§ **What is needed**: Skip the images and return the records below exactly.

§ **Records for processing**:
________________________________________

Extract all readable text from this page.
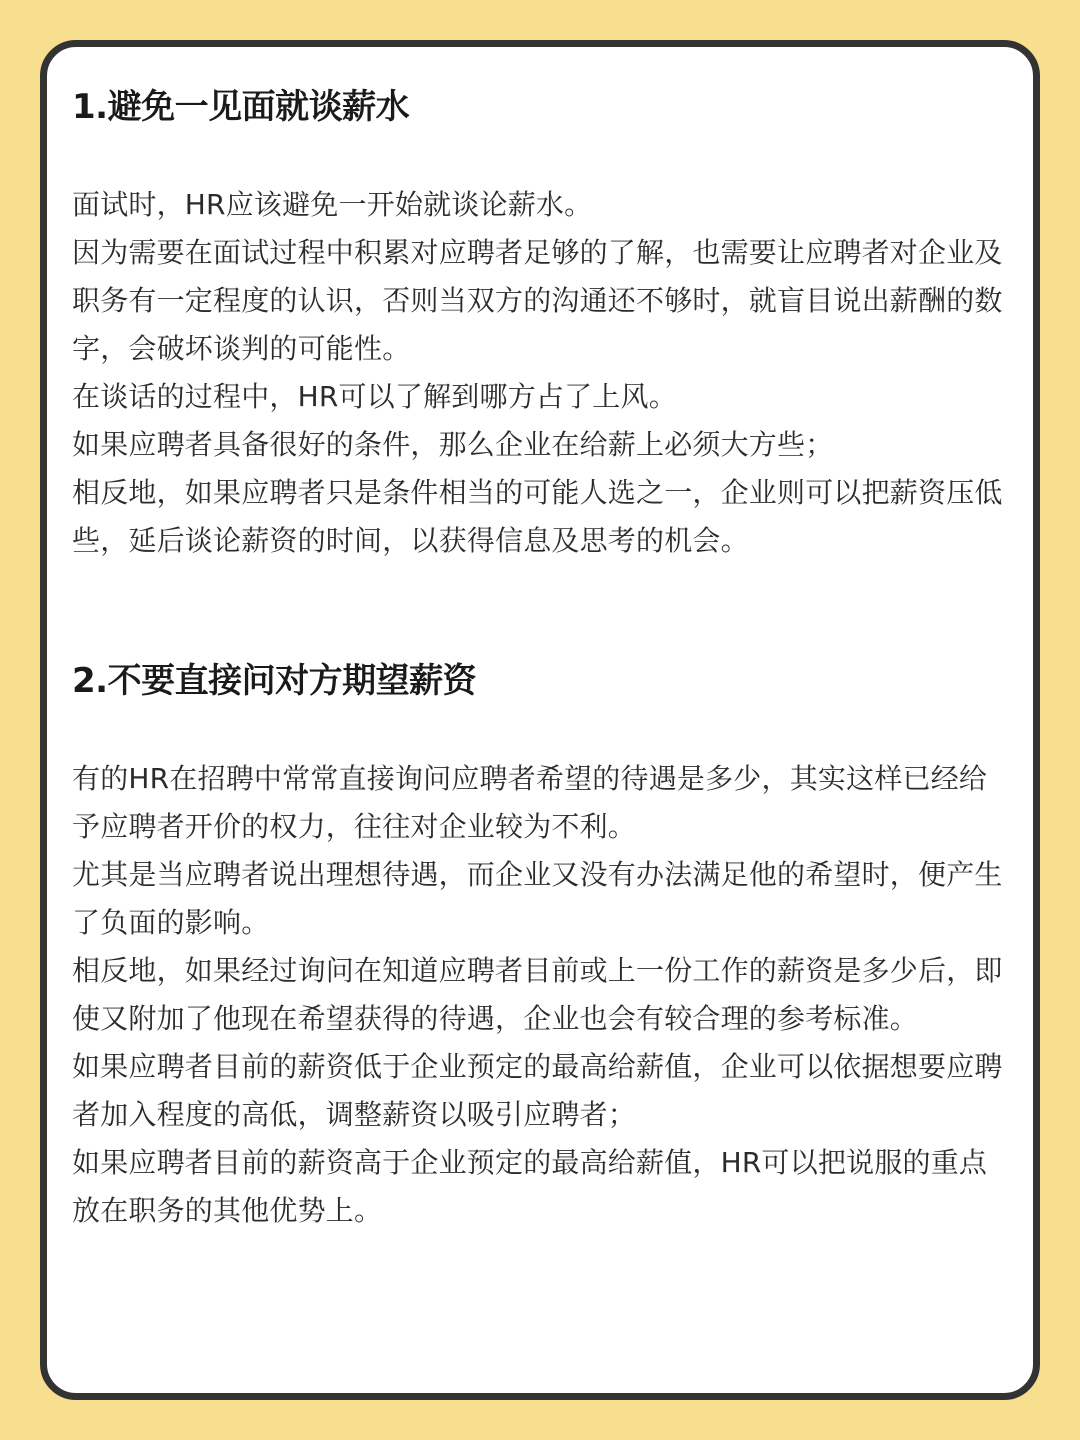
1.避免一见面就谈薪水
面试时，HR应该避免一开始就谈论薪水。
因为需要在面试过程中积累对应聘者足够的了解，也需要让应聘者对企业及职务有一定程度的认识，否则当双方的沟通还不够时，就盲目说出薪酬的数字，会破坏谈判的可能性。
在谈话的过程中，HR可以了解到哪方占了上风。
如果应聘者具备很好的条件，那么企业在给薪上必须大方些；
相反地，如果应聘者只是条件相当的可能人选之一，企业则可以把薪资压低些，延后谈论薪资的时间，以获得信息及思考的机会。
2.不要直接问对方期望薪资
有的HR在招聘中常常直接询问应聘者希望的待遇是多少，其实这样已经给予应聘者开价的权力，往往对企业较为不利。
尤其是当应聘者说出理想待遇，而企业又没有办法满足他的希望时，便产生了负面的影响。
相反地，如果经过询问在知道应聘者目前或上一份工作的薪资是多少后，即使又附加了他现在希望获得的待遇，企业也会有较合理的参考标准。
如果应聘者目前的薪资低于企业预定的最高给薪值，企业可以依据想要应聘者加入程度的高低，调整薪资以吸引应聘者；
如果应聘者目前的薪资高于企业预定的最高给薪值，HR可以把说服的重点放在职务的其他优势上。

________________________________________

§ **Response to the task**:
Extract all readable text from this page.
1.避免一见面就谈薪水
面试时，HR应该避免一开始就谈论薪水。
因为需要在面试过程中积累对应聘者足够的了解，也需要让应聘者对企业及职务有一定程度的认识，否则当双方的沟通还不够时，就盲目说出薪酬的数字，会破坏谈判的可能性。
在谈话的过程中，HR可以了解到哪方占了上风。
如果应聘者具备很好的条件，那么企业在给薪上必须大方些；
相反地，如果应聘者只是条件相当的可能人选之一，企业则可以把薪资压低些，延后谈论薪资的时间，以获得信息及思考的机会。
2.不要直接问对方期望薪资
有的HR在招聘中常常直接询问应聘者希望的待遇是多少，其实这样已经给予应聘者开价的权力，往往对企业较为不利。
尤其是当应聘者说出理想待遇，而企业又没有办法满足他的希望时，便产生了负面的影响。
相反地，如果经过询问在知道应聘者目前或上一份工作的薪资是多少后，即使又附加了他现在希望获得的待遇，企业也会有较合理的参考标准。
如果应聘者目前的薪资低于企业预定的最高给薪值，企业可以依据想要应聘者加入程度的高低，调整薪资以吸引应聘者；
如果应聘者目前的薪资高于企业预定的最高给薪值，HR可以把说服的重点放在职务的其他优势上。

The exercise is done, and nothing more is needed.